Instructions for the task :: Edit the data from its start through the line that contains "material-item-b-header: b)学历公证书原件及复印件各一份 xyxy=(63,428,611,446)", replacing "seal-line" with "stamp-line" and leaving everything else unchanged. Give only those lines.
═════ Records for this exercise ═════
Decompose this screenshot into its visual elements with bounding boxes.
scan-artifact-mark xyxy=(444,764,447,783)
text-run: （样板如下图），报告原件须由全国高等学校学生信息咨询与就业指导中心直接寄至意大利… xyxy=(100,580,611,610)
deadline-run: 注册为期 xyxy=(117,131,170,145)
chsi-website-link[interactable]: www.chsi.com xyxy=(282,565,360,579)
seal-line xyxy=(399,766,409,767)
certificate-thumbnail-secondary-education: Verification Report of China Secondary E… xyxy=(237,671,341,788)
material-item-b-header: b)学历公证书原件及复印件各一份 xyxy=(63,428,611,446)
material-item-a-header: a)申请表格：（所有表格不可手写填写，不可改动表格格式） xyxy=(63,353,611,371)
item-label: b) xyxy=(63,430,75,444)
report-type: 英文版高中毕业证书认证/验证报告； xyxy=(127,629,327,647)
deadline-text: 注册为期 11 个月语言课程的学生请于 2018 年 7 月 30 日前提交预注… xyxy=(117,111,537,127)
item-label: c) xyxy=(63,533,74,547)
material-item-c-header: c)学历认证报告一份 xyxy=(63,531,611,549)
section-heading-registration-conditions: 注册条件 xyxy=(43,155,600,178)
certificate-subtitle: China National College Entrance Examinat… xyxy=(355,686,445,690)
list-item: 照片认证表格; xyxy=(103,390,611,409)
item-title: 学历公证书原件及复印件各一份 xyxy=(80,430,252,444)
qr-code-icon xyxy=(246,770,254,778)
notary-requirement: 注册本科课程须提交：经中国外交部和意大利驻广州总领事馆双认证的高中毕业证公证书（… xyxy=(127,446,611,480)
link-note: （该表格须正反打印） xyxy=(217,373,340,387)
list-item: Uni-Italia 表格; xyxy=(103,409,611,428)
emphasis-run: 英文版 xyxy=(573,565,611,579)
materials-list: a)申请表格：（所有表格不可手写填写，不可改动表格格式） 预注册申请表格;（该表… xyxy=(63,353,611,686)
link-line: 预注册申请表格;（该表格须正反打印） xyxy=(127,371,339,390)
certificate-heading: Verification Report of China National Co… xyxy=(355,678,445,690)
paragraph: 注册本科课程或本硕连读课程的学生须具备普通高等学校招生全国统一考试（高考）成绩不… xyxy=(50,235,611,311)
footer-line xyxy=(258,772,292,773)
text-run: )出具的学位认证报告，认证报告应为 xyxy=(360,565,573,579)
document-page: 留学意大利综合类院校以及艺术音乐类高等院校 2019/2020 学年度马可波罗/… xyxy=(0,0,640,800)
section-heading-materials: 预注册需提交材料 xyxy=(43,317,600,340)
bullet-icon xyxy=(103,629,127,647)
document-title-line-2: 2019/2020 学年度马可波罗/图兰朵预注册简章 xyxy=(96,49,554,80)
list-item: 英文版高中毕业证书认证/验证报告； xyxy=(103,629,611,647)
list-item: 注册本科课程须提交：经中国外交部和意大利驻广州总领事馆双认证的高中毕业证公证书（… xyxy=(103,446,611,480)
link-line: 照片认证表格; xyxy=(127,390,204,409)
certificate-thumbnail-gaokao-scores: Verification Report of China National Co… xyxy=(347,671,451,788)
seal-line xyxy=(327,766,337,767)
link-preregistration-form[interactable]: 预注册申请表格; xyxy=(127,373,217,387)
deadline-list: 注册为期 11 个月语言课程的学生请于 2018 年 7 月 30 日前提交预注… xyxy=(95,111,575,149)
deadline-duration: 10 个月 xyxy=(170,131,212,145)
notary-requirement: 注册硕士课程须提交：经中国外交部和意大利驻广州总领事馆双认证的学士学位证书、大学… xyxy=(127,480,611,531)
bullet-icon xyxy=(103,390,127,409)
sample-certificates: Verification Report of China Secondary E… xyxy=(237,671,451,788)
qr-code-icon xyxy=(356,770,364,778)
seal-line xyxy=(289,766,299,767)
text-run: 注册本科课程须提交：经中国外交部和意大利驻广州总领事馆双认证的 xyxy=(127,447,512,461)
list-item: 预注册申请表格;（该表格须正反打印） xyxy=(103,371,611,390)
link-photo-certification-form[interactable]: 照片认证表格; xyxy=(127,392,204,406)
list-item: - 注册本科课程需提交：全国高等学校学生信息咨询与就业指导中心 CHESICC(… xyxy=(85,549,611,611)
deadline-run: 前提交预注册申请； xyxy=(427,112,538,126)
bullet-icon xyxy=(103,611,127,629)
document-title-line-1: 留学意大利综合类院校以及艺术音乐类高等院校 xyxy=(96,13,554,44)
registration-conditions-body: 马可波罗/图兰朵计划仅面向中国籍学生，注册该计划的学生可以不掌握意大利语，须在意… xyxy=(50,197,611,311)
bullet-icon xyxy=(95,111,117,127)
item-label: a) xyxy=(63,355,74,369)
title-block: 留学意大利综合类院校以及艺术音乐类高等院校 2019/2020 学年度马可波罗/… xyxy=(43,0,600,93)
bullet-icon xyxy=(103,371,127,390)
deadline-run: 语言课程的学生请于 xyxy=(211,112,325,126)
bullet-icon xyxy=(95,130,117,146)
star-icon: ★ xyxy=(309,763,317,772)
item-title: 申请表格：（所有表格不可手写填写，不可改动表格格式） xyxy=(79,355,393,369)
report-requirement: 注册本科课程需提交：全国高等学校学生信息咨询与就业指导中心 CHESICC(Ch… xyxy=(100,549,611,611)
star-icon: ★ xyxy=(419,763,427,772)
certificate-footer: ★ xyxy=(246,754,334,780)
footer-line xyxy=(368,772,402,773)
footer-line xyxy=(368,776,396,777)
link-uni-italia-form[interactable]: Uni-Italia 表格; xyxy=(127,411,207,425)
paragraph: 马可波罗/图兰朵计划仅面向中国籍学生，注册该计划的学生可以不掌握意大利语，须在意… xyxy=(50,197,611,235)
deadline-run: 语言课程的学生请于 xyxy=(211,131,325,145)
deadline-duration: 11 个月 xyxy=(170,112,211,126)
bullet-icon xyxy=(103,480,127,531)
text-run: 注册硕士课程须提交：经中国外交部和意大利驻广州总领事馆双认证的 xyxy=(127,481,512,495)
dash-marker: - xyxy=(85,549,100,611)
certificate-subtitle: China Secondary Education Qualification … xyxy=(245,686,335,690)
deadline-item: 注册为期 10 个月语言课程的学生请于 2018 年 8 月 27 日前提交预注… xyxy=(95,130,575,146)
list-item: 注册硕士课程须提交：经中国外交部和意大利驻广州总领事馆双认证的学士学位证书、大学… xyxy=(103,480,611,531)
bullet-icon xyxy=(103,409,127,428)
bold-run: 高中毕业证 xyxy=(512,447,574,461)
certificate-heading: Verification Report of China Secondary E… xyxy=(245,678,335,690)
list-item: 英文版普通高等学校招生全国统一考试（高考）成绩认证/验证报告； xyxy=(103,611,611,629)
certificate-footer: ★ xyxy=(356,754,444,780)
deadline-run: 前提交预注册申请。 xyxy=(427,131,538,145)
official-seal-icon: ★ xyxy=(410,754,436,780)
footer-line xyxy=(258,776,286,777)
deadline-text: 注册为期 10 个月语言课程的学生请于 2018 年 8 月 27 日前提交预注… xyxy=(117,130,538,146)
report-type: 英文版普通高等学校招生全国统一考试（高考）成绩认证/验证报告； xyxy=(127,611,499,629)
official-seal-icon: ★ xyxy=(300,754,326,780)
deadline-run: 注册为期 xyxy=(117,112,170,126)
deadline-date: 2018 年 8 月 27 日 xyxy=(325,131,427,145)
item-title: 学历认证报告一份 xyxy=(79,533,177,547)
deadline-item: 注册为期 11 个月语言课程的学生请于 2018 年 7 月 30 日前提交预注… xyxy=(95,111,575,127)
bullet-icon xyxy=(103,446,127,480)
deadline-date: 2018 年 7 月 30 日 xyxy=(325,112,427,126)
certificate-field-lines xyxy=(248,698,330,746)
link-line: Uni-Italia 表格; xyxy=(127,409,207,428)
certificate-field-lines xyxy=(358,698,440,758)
═════
The output ::
Decompose this screenshot into its visual elements with bounding boxes.
scan-artifact-mark xyxy=(444,764,447,783)
text-run: （样板如下图），报告原件须由全国高等学校学生信息咨询与就业指导中心直接寄至意大利… xyxy=(100,580,611,610)
deadline-run: 注册为期 xyxy=(117,131,170,145)
chsi-website-link[interactable]: www.chsi.com xyxy=(282,565,360,579)
stamp-line xyxy=(399,766,409,767)
certificate-thumbnail-secondary-education: Verification Report of China Secondary E… xyxy=(237,671,341,788)
material-item-b-header: b)学历公证书原件及复印件各一份 xyxy=(63,428,611,446)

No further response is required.